READING TEXT:
Plain Language in Action: Applying ISO 24495-1 to Public and Legal Documents

In recent years, there has been a global push toward making documents easier to read and act on, especially in fields like government, insurance, finance, and healthcare. Many of these sectors are still producing overly complex, formal, and jargon-heavy materials, which can confuse or alienate their intended audiences. As a response to this widespread challenge, the international standard ISO 24495-1 was published in 2023, formally defining the principles and application of Plain Language.

This article outlines why Plain Language is no longer optional, what ISO 24495-1 requires, and how organizations can apply it in real-world contexts, using examples and strategies proven to work.

Why Plain Language, Why Now?

Public-facing documents often contain high-stakes information: eligibility for tax credits, instructions for medication, data privacy notices, or terms of insurance coverage. Yet, these documents often share the same problems:

  • Overly long, formal, or legalistic sentences
  • Use of bureaucratic or ambiguous phrasing
  • Poor alignment with user expectations or knowledge level

The result? Many people ignore the documents, misunderstand them, or call customer service for clarification. For companies and agencies, this leads to increased inquiries, reputational damage, and legal risk.

That’s why Plain Language has evolved from a best practice to a global compliance standard. With ISO 24495-1, clarity is no longer a stylistic preference—it’s a documented requirement.

What Is Plain Language?

EXERCISE DIRECTIONS: Please copy the stretch of the Plain Language article from "In recent years, there" through "of Plain Language.", word for word.

Extracted listing:
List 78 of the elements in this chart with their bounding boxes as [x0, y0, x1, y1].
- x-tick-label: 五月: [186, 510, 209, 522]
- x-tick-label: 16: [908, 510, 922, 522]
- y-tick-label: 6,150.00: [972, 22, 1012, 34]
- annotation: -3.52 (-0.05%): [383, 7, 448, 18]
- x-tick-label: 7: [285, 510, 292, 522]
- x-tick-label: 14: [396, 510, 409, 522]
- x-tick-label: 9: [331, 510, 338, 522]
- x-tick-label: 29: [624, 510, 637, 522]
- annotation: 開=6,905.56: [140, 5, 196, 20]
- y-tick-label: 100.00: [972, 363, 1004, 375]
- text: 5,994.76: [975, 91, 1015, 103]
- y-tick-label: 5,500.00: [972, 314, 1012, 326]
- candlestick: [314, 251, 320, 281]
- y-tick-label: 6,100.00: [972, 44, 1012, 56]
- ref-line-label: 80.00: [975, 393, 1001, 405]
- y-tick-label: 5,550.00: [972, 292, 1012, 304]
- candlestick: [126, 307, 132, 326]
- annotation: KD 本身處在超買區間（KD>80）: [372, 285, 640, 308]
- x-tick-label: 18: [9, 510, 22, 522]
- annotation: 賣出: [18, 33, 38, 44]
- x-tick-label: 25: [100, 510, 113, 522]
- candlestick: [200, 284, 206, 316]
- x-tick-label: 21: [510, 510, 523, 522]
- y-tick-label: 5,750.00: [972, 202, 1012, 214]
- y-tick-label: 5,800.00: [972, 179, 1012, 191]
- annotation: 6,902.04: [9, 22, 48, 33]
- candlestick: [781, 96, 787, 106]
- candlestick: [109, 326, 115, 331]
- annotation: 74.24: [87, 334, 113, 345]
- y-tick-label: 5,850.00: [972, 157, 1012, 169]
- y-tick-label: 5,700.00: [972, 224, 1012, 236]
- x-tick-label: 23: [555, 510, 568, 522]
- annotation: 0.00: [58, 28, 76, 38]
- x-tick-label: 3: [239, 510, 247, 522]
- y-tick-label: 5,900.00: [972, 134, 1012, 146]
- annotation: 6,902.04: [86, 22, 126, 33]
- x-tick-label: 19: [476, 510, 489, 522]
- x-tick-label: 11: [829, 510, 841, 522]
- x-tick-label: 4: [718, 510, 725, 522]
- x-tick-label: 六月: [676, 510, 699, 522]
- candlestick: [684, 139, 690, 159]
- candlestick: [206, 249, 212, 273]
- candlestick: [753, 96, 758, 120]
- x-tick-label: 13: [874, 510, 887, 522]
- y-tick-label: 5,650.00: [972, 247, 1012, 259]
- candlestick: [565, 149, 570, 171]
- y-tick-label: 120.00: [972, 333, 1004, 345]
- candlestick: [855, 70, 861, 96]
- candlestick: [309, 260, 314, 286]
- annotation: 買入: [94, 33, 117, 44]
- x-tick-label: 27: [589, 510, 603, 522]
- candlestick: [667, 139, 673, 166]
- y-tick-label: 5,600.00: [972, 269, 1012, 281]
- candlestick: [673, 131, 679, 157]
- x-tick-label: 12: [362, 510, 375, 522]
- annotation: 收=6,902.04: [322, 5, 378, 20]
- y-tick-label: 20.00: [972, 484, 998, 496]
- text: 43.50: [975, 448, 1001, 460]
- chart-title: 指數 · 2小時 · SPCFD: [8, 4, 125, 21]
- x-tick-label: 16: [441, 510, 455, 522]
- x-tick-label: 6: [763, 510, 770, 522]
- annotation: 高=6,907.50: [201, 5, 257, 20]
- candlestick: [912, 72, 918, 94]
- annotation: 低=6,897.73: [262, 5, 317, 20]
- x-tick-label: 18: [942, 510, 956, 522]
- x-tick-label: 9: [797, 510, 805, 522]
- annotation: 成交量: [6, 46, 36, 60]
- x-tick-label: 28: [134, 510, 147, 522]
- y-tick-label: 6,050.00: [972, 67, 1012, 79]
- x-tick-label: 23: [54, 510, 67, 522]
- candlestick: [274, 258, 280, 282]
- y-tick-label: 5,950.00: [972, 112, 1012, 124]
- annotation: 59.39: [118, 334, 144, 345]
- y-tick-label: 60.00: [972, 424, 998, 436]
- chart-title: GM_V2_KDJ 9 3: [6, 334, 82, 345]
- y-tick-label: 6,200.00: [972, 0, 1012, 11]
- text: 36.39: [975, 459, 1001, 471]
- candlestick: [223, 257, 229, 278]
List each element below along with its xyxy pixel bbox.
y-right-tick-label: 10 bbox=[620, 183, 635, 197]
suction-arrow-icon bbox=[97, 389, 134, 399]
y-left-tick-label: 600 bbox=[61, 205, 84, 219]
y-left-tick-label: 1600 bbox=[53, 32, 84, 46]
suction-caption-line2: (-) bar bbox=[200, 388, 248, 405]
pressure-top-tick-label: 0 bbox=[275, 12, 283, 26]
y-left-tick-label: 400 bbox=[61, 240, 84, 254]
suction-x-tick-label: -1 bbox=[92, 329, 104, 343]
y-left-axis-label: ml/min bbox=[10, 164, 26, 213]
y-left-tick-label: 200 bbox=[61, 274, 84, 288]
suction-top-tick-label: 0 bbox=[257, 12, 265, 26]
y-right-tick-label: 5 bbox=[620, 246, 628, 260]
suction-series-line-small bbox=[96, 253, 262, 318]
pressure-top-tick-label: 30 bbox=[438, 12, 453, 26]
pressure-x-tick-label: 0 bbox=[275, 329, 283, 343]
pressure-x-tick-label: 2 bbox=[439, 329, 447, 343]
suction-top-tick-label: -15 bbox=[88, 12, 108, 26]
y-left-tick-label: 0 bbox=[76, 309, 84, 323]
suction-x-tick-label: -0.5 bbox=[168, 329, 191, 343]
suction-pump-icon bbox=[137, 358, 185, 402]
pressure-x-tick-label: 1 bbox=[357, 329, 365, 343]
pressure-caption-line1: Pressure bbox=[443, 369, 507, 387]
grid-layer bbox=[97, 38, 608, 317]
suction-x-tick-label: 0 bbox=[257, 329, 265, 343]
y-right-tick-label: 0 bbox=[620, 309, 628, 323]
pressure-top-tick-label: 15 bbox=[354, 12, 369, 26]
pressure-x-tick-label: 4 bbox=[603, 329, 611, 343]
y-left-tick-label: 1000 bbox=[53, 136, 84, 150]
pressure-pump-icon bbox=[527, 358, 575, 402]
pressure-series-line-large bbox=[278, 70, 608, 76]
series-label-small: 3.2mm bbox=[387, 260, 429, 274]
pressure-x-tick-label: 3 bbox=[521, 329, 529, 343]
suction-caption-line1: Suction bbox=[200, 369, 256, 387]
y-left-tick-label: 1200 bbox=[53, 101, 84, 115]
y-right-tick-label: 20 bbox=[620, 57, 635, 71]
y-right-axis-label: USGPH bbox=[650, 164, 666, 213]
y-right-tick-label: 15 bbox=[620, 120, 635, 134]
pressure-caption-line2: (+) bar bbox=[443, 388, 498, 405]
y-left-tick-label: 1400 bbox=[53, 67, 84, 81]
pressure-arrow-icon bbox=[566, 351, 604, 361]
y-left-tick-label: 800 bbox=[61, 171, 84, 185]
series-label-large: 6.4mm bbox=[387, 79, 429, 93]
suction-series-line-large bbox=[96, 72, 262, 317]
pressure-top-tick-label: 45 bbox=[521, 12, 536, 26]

ANSWER BELOW:
In recent years, there has been a global push toward making documents easier to read and act on, especially in fields like government, insurance, finance, and healthcare. Many of these sectors are still producing overly complex, formal, and jargon-heavy materials, which can confuse or alienate their intended audiences. As a response to this widespread challenge, the international standard ISO 24495-1 was published in 2023, formally defining the principles and application of Plain Language.